Document section
════════

Against Our Will: Men, Women and Rape is a 1975 book about rape by Susan Brownmiller, in which the author argues that rape is "a conscious process of intimidation by which all men keep all women in a state of fear."

Summary
Brownmiller criticizes authors such as Richard von Krafft-Ebing, Sigmund Freud, Karl Marx, and Friedrich Engels for what she considers their oversights on the subject of rape. She defines rape as "a conscious process of intimidation by which all men keep all women in a state of fear". She writes that, to her knowledge, no zoologist has ever observed that animals rape in their natural habitat. Brownmiller sought to examine general belief systems that women who were raped deserved it, as discussed by Clinton Duffy and others. She discusses rape in war, challenges the Freudian concept of women's rape fantasies, and compares it to the gang lynchings of African Americans by white men. This comparison was used to show how lynching was once considered acceptable by communities, and then attitudes changed, followed by changed laws; Brownmiller hoped the same would happen with rape.

════════

(Dataset entries)
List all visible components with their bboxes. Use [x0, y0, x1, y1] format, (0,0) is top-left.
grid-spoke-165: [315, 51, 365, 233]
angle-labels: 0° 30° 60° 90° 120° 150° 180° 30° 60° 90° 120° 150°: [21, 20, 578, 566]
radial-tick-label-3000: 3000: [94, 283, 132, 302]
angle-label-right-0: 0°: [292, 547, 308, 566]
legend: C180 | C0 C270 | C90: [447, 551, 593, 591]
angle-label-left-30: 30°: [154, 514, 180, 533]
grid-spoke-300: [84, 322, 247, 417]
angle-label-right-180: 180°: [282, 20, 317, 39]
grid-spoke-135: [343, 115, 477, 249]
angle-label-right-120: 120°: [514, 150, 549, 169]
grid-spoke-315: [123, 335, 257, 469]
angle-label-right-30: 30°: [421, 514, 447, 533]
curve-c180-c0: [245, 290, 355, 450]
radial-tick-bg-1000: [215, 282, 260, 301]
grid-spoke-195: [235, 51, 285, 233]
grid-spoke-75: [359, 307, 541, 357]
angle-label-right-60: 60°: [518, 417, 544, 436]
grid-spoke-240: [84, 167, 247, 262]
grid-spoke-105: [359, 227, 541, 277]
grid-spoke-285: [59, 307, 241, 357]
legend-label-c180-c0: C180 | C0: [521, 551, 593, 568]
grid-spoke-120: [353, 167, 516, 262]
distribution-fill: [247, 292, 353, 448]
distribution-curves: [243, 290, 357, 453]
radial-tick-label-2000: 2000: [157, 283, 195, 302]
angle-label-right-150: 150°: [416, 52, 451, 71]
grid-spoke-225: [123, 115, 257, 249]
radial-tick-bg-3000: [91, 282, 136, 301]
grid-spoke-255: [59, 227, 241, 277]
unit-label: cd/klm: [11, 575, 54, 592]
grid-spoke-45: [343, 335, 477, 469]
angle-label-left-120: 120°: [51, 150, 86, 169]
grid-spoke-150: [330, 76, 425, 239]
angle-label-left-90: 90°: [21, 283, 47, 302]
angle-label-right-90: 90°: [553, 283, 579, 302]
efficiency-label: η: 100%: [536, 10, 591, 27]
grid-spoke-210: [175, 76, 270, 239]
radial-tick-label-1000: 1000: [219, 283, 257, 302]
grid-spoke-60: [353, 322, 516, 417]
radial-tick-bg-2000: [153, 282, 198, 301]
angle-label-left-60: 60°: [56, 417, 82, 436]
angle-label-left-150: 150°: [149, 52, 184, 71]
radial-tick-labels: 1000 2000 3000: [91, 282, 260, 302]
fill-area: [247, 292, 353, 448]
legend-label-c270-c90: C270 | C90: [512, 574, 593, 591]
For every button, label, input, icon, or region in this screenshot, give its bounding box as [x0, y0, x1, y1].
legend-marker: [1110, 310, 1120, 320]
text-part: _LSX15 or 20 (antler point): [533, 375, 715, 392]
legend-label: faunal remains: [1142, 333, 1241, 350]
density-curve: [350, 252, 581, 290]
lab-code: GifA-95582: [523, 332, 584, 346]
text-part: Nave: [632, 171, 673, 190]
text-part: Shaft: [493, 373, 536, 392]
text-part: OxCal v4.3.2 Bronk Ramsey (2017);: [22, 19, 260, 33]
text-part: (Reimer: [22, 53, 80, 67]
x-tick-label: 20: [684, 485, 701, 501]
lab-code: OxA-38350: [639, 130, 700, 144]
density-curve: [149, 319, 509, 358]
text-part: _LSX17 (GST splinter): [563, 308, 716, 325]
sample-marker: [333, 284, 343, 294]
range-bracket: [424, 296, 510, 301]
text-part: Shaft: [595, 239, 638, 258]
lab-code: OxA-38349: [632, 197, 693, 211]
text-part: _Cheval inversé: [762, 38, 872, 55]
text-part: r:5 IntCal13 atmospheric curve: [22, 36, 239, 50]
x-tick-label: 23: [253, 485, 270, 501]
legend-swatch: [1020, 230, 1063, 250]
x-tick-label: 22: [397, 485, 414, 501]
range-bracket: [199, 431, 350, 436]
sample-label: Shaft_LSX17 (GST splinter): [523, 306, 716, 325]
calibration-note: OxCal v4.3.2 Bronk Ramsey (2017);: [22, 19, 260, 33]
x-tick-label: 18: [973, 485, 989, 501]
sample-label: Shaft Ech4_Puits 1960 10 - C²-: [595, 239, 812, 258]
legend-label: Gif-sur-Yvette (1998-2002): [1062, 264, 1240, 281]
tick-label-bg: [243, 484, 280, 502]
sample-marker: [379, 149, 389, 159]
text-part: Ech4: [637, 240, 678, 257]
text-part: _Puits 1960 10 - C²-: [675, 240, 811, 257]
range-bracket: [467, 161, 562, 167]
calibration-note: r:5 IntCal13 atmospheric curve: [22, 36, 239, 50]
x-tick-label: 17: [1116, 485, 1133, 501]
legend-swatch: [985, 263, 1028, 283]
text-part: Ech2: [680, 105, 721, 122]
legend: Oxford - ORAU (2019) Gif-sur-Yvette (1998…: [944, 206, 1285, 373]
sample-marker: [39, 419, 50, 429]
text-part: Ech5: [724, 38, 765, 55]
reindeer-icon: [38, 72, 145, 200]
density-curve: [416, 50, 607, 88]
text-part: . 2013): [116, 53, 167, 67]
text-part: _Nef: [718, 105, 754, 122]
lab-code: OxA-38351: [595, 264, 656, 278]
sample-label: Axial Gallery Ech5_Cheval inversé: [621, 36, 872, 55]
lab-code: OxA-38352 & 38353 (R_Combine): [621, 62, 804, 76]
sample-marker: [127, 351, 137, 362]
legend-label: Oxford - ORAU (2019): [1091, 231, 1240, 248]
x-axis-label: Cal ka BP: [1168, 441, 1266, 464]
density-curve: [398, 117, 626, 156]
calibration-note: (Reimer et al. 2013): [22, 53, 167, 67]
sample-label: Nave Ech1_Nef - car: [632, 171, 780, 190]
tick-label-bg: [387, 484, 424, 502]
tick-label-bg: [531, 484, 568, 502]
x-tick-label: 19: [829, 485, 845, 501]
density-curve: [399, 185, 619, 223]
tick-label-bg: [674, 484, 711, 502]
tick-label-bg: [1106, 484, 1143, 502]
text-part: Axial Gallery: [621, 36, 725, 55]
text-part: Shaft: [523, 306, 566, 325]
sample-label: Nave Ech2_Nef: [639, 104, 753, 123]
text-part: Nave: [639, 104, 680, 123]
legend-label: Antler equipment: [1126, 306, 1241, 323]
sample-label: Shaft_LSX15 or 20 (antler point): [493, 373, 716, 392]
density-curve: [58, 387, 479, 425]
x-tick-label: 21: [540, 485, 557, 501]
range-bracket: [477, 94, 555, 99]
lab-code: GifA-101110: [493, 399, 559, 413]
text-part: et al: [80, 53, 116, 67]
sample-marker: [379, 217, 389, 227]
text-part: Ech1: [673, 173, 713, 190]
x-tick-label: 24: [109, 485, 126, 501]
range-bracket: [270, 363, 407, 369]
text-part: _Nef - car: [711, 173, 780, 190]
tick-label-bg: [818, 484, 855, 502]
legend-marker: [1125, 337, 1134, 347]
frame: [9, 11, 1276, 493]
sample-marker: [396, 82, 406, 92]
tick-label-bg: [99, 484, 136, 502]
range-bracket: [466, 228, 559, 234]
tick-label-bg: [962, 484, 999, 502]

════════

Tasks to carry out
[a] Rewrite the dataset entries from their first line through the line containing "curve-c180-c0: [245, 290, 355, 450]", both included, as a numbered list with blank lines omitted.
[b] Continue the summary of the 1975 book Against Our Will from where it stops.

Responses for each task
[a]
1. List all visible components with their bboxes. Use [x0, y0, x1, y1] format, (0,0) is top-left.
2. grid-spoke-165: [315, 51, 365, 233]
3. angle-labels: 0° 30° 60° 90° 120° 150° 180° 30° 60° 90° 120° 150°: [21, 20, 578, 566]
4. radial-tick-label-3000: 3000: [94, 283, 132, 302]
5. angle-label-right-0: 0°: [292, 547, 308, 566]
6. legend: C180 | C0 C270 | C90: [447, 551, 593, 591]
7. angle-label-left-30: 30°: [154, 514, 180, 533]
8. grid-spoke-300: [84, 322, 247, 417]
9. angle-label-right-180: 180°: [282, 20, 317, 39]
10. grid-spoke-135: [343, 115, 477, 249]
11. angle-label-right-120: 120°: [514, 150, 549, 169]
12. grid-spoke-315: [123, 335, 257, 469]
13. angle-label-right-30: 30°: [421, 514, 447, 533]
14. curve-c180-c0: [245, 290, 355, 450]

[b]
Reception
Against Our Will is credited by some with changing public outlooks and attitudes about rape. It is cited as having influenced changes in law regarding rape, such as state criminal codes that required a corroborating witness to a rape, and that permitted a defendant's lawyer to introduce evidence in court regarding a victim's prior sexual history. Mary Ellen Gale wrote in The New York Times Book Review that Against Our Will "deserves a place on the shelf next to those rare books about social problems which force us to make connections we have too long evaded, and change the way we feel about what we know." It was included in the "Women Rise" category of the New York Public Library's Books of the Century. The critic Christopher Lehmann-Haupt gave the book a mostly positive review in The New York Times, noting that Brownmiller "organized an enormous body of information into a multipurposed tool" that gave a program for modernizing rape laws while considering the treatment of rape in war overly detailed and numbing.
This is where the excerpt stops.